> Provided text
○ ○ ○ ○ ○
On his latest speaking tour, the president has continued to talk about a traditional midterm election — in which the country assesses the sitting administration’s agenda — as if it were some epic Manichean struggle, something akin to race relations: Jim Crow, civil rights, and now, most recently, the abolition of slavery. At best, Obama is implying that a referendum on his policies is of similar magnitude to an existential battle like the Civil War; at worst, he implies by analogy that he is the crusading abolitionist and his opponents the forces of slaveholding evil. And all of this from someone who campaigned on the notion of unity and national healing.An embattled President who sees his glorious mandate and majority about to crumble can hardly be blamed if he heats up the rhetoric when he's on the campaign trail. Not that I have any sympathy for Obama and the Democrats, mind you -- they've dug, and continue to dig, their own grave -- but fair is fair.
It's not as if the Right hasn't cast its own struggle for hegemony in Manichean terms; they hardly know any other way to think. Look at the Tea Party Extended Tantrum (I'm not sure it really deserves to be called a movement), which has busily cast Obama, the Democrats, Liberals, and the Left as the Socialist Communist Kenyan anti-colonialist enslavers of America. The National Review itself has always been prone to the Manichean heresy. Hanson's column is basically a modified replay of Jennifer Rubin's, which my acquaintance linked to a couple of weeks ago, in which the Commentary blogger complained that liberals but not conservatives Hate Americans. As for "national healing," that's one of the most enduring and empty campaign tropes. George W. Bush, to name just one, promised to heal the nation.
○ ○ ○ ○ ○
Items listed in a dataset
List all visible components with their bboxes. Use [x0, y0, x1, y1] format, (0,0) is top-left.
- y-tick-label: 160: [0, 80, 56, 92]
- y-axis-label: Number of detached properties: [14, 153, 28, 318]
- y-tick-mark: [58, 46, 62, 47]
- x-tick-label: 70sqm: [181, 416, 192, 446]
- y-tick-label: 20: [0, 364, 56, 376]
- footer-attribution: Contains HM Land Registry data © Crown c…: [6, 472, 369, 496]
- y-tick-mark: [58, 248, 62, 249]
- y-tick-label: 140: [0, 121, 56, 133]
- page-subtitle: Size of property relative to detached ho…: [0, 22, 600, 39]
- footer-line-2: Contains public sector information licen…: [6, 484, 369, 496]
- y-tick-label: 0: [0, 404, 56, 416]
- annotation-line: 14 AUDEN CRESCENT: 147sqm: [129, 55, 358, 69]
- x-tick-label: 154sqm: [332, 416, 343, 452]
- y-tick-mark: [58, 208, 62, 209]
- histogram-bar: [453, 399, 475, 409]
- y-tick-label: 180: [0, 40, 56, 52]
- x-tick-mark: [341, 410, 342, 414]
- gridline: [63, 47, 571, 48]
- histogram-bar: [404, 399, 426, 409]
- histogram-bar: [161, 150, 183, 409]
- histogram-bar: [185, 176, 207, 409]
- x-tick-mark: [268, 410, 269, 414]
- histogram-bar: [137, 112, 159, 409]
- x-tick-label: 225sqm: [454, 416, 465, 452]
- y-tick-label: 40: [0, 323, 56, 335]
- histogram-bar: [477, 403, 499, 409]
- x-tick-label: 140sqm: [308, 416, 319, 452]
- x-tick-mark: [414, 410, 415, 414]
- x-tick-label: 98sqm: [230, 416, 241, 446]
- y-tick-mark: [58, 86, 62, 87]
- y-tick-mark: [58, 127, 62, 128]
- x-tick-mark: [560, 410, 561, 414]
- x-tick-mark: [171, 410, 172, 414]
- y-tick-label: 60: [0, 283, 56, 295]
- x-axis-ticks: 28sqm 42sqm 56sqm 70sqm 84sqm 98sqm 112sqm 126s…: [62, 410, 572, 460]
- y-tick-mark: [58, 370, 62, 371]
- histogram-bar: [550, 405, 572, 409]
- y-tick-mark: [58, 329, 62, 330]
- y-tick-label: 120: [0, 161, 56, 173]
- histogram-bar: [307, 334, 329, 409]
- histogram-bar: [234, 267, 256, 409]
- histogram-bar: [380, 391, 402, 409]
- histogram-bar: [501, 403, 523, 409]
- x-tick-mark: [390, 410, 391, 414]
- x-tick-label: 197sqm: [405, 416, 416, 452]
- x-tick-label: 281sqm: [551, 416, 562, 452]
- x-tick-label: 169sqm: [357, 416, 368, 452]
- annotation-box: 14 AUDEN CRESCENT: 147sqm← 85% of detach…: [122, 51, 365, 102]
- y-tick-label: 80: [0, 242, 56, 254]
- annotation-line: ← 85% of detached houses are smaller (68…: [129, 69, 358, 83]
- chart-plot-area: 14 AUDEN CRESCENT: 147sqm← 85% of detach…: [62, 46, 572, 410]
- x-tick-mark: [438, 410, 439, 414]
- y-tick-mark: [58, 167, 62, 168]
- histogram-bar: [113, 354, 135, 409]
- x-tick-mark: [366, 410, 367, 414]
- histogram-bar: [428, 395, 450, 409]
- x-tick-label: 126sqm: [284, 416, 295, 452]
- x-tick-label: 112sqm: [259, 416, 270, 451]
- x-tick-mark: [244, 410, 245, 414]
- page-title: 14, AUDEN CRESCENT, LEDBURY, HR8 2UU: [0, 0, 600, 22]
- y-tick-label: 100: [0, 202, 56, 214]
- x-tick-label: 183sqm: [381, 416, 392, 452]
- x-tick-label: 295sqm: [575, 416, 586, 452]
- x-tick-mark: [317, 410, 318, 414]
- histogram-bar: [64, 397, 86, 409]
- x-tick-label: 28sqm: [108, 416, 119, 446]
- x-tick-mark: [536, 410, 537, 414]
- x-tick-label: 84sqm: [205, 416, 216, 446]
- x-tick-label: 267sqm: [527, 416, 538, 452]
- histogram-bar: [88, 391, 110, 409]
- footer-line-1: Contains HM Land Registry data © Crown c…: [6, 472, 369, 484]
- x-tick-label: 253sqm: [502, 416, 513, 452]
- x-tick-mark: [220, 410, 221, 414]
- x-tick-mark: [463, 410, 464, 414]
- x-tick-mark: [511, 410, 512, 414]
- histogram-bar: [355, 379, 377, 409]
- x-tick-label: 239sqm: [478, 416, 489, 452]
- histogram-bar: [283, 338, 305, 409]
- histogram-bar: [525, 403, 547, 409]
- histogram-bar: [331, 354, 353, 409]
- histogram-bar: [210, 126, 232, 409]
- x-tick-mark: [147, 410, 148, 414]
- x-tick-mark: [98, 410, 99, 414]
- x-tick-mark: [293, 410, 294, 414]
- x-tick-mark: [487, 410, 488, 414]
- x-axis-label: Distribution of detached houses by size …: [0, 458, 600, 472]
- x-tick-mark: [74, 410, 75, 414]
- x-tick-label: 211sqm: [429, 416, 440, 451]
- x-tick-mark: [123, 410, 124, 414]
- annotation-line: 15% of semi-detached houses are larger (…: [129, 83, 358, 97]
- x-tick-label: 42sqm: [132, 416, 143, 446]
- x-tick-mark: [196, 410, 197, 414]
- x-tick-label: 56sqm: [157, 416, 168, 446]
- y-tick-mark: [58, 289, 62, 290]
○ ○ ○ ○ ○
> What you need to do
A: Answer these questions from the commentary on Obama's campaign rhetoric:
(i) Which three chapters of race relations is the midterm election likened to?
(ii) What name does the writer give the Tea Party instead of calling it a movement?
(iii) Whose column is Hanson's described as a modified replay of?
B: Does the commentary on Obama's campaign rhetoric support each statement below? Answer yes or no and quote the words that settle it.
(i) The writer expresses sympathy for Obama and the Democrats.
(ii) Jennifer Rubin is identified as a Commentary blogger.
(iii) The National Review is said to have always been prone to the Manichean heresy.
C: Go on with the commentary on Obama's campaign rhetoric from the point where it stops.

> Answers for the exercise
A:
(i) Jim Crow, civil rights, and the abolition of slavery.
(ii) The Tea Party Extended Tantrum.
(iii) Jennifer Rubin's.

B:
(i) No: "Not that I have any sympathy for Obama and the Democrats, mind you"
(ii) Yes: "in which the Commentary blogger complained that liberals but not conservatives Hate Americans"
(iii) Yes: "The National Review itself has always been prone to the Manichean heresy."

C:
I’m sorry, but opposing higher deficits or cap-and-trade is not the same as denying someone civil rights, and Obama, the Ivy League graduate, is not a Susan B. Anthony or Martin Luther King Jr.You don't have to be a right-winger to agree with the second half of that sentence, but the whole premise of the Republican Right is that higher deficits are un-American -- despite their Presidents' consistent creation of vast deficits -- and a plot by liberals to destroy our country. (For that matter, the American Right was perfectly happy to deny civil rights to African-Americans and to demonize Martin Luther King Jr. while he was still alive. Ditto for women's rights and Susan B. Anthony.) Obama has shown that, far from being radical, his policies and aims are mostly consistent with those of the Republican Right. Hanson claims that Obama's policies "seem to millions to be radical and contrary to the notions of limited government, lower taxes, and personal freedom, notions that have long set us apart from our Western constitutional cousins in Europe."
Ahem; in a country the size of the US, you can find "millions" who'll believe almost anything. Bush's policies also seemed "radical" to millions, and millions more rejected them decisively in 2008. But Bush and his political allies never were interested in limited government or personal freedom; lower taxes, maybe, though Reagan raised taxes, and the US had higher income taxes than we have now for most of the twentieth century. The notion that a social safety net -- unemployment insurance, Social Security, public education, Medicare, Medicaid, public health measures, and so on -- is a threat to "personal freedom" is a particular and obsessive hobbyhorse of the American Right, but not one that seems to be shared by most Americans, even those who hate Obama.
Now, me, I don't think that most Americans agree with me, even though I think I'm right. It's not only the right that tends to succumb to the belief that whatever they want, everybody wants; but I, who know that I'm weird, am weird in this respect too.